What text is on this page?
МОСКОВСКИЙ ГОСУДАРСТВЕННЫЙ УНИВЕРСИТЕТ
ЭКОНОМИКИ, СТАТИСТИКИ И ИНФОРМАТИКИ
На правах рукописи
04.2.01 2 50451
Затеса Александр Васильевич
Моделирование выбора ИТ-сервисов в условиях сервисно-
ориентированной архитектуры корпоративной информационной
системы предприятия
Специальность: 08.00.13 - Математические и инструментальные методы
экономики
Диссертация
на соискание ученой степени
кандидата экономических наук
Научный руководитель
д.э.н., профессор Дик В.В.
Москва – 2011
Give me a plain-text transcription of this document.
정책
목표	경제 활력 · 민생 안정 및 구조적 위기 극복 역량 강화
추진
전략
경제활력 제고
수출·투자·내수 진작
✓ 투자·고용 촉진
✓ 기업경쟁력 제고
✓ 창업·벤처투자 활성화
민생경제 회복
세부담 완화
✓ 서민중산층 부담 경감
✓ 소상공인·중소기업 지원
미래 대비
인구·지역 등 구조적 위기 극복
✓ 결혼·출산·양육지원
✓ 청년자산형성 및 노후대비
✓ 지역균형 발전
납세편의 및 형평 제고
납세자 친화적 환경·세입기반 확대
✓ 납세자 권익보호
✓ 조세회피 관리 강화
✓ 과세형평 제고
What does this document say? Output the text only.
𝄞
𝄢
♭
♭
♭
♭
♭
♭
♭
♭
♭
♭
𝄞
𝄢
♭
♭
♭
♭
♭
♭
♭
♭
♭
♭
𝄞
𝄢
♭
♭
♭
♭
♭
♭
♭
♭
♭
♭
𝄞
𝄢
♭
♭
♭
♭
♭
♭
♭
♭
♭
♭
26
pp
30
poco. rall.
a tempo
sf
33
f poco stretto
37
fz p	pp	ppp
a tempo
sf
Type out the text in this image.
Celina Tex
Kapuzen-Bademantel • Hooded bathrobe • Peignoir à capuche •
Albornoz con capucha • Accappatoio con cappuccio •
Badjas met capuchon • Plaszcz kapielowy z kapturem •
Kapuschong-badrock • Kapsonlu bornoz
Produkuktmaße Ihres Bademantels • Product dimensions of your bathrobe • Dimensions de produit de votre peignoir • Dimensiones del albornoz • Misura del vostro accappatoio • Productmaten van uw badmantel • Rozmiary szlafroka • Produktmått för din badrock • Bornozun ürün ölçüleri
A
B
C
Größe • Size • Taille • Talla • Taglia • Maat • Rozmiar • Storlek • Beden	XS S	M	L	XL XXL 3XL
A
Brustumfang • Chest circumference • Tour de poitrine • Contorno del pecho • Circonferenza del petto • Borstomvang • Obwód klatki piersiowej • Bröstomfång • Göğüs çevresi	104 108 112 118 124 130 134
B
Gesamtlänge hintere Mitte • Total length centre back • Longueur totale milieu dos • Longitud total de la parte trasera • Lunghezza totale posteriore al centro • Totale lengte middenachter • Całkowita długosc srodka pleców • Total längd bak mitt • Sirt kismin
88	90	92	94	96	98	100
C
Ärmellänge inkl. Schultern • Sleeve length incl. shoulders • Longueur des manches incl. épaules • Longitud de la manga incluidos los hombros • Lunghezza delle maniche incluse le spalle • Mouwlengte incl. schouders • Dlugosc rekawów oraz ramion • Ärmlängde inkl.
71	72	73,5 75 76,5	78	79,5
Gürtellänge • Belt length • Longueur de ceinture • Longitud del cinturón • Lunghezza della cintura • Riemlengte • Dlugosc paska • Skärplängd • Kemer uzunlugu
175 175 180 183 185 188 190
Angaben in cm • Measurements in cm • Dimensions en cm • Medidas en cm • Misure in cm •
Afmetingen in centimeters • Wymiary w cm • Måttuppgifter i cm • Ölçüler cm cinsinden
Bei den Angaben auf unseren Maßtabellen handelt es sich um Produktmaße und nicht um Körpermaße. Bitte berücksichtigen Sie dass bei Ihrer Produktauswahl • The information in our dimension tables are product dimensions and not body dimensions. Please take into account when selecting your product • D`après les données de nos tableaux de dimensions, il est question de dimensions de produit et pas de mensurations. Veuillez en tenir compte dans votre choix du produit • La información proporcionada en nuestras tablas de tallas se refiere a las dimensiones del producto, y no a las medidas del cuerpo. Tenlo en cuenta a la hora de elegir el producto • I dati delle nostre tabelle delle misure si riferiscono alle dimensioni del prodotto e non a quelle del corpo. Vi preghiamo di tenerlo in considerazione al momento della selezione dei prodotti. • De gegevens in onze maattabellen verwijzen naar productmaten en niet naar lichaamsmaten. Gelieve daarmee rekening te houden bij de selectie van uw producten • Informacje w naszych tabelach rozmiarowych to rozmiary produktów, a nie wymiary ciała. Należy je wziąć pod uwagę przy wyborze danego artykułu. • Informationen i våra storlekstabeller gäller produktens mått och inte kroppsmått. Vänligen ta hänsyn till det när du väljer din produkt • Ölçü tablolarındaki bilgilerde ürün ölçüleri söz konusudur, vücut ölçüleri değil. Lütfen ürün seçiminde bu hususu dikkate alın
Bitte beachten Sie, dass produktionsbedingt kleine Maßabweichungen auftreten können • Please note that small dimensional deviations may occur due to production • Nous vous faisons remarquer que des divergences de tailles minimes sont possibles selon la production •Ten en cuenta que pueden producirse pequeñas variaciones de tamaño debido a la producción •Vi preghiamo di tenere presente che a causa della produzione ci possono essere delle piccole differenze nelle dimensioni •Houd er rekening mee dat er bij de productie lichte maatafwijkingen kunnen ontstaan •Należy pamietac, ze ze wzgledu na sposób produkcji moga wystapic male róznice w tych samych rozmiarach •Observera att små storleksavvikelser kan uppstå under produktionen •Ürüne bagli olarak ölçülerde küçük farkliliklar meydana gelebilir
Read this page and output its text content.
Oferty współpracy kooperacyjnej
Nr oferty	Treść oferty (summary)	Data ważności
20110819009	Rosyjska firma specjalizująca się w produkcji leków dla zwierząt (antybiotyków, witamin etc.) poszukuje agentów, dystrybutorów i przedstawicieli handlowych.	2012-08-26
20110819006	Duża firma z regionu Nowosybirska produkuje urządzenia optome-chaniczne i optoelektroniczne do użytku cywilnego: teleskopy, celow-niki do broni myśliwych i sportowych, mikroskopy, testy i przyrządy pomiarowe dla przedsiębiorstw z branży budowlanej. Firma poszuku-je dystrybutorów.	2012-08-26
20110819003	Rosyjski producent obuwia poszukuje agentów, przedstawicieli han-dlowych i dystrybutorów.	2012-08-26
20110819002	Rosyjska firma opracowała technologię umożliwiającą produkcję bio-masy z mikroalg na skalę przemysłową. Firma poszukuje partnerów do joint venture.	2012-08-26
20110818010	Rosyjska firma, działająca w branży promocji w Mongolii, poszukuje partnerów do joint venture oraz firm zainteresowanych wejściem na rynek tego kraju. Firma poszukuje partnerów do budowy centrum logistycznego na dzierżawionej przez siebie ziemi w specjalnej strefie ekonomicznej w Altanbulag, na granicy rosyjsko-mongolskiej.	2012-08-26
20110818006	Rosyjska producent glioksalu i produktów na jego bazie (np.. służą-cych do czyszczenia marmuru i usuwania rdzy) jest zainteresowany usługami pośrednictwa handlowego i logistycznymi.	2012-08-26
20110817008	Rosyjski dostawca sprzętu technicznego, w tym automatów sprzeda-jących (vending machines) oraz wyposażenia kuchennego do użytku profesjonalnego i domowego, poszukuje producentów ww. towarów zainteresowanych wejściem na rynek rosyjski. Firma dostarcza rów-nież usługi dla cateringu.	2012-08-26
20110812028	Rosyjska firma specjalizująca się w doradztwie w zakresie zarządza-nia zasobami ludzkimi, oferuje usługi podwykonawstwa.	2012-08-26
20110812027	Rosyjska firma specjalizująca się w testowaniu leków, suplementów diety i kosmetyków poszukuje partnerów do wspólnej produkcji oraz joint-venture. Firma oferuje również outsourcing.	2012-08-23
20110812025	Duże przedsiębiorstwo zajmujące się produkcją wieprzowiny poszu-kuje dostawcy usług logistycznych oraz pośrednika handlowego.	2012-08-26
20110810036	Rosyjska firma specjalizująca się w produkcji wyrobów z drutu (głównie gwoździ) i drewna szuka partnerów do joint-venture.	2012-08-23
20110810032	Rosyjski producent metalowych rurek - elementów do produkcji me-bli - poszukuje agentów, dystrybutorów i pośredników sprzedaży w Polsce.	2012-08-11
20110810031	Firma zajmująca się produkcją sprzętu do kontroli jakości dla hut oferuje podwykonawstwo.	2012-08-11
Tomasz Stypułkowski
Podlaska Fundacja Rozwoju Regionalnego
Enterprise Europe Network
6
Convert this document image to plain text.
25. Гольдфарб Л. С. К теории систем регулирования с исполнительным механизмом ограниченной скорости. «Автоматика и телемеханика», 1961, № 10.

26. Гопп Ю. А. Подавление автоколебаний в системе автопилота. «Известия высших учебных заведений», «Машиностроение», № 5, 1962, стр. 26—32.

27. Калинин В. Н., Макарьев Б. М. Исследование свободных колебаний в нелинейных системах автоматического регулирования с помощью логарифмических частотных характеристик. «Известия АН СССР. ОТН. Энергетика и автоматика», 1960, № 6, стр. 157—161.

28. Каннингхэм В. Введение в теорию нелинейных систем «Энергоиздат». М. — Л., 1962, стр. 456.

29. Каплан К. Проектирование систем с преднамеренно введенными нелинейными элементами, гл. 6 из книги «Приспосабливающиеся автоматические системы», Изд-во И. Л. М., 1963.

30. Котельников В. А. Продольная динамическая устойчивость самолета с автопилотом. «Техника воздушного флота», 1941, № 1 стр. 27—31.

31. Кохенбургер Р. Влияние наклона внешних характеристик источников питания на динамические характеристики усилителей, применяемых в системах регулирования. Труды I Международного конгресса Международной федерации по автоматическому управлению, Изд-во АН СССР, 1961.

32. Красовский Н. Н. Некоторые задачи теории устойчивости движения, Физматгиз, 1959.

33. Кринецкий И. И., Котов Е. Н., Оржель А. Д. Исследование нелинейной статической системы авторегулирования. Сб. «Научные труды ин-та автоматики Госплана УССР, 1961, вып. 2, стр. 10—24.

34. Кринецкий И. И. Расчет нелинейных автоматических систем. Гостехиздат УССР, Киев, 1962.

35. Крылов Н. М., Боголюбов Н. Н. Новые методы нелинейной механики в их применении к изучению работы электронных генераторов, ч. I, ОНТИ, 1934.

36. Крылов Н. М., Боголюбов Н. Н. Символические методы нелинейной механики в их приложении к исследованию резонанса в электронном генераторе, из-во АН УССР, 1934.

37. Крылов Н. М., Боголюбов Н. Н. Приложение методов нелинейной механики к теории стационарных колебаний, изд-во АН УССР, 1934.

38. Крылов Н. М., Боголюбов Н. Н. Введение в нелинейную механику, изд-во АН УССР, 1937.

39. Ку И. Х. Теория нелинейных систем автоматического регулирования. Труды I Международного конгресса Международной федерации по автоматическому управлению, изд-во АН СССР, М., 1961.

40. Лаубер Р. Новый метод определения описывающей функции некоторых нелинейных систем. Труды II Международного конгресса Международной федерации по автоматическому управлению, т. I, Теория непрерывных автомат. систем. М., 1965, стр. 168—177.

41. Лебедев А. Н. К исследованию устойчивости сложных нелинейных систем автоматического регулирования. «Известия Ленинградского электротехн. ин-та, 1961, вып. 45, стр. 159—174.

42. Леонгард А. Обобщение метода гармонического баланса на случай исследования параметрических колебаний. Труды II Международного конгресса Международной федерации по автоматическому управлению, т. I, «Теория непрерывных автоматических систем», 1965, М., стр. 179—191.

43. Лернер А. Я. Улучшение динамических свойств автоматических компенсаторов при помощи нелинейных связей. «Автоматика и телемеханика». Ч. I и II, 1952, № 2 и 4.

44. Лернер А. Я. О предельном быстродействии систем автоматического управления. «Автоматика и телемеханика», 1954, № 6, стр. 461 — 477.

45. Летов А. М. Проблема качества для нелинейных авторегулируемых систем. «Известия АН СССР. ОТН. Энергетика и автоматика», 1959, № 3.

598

▶ [What the task requires]: Copy every line of the listing that includes the string "specjalizująca".

▶ [Output of the task]:
20110819009	Rosyjska firma specjalizująca się w produkcji leków dla zwierząt (antybiotyków, witamin etc.) poszukuje agentów, dystrybutorów i przedstawicieli handlowych.	2012-08-26
20110812028	Rosyjska firma specjalizująca się w doradztwie w zakresie zarządza-nia zasobami ludzkimi, oferuje usługi podwykonawstwa.	2012-08-26
20110812027	Rosyjska firma specjalizująca się w testowaniu leków, suplementów diety i kosmetyków poszukuje partnerów do wspólnej produkcji oraz joint-venture. Firma oferuje również outsourcing.	2012-08-23
20110810036	Rosyjska firma specjalizująca się w produkcji wyrobów z drutu (głównie gwoździ) i drewna szuka partnerów do joint-venture.	2012-08-23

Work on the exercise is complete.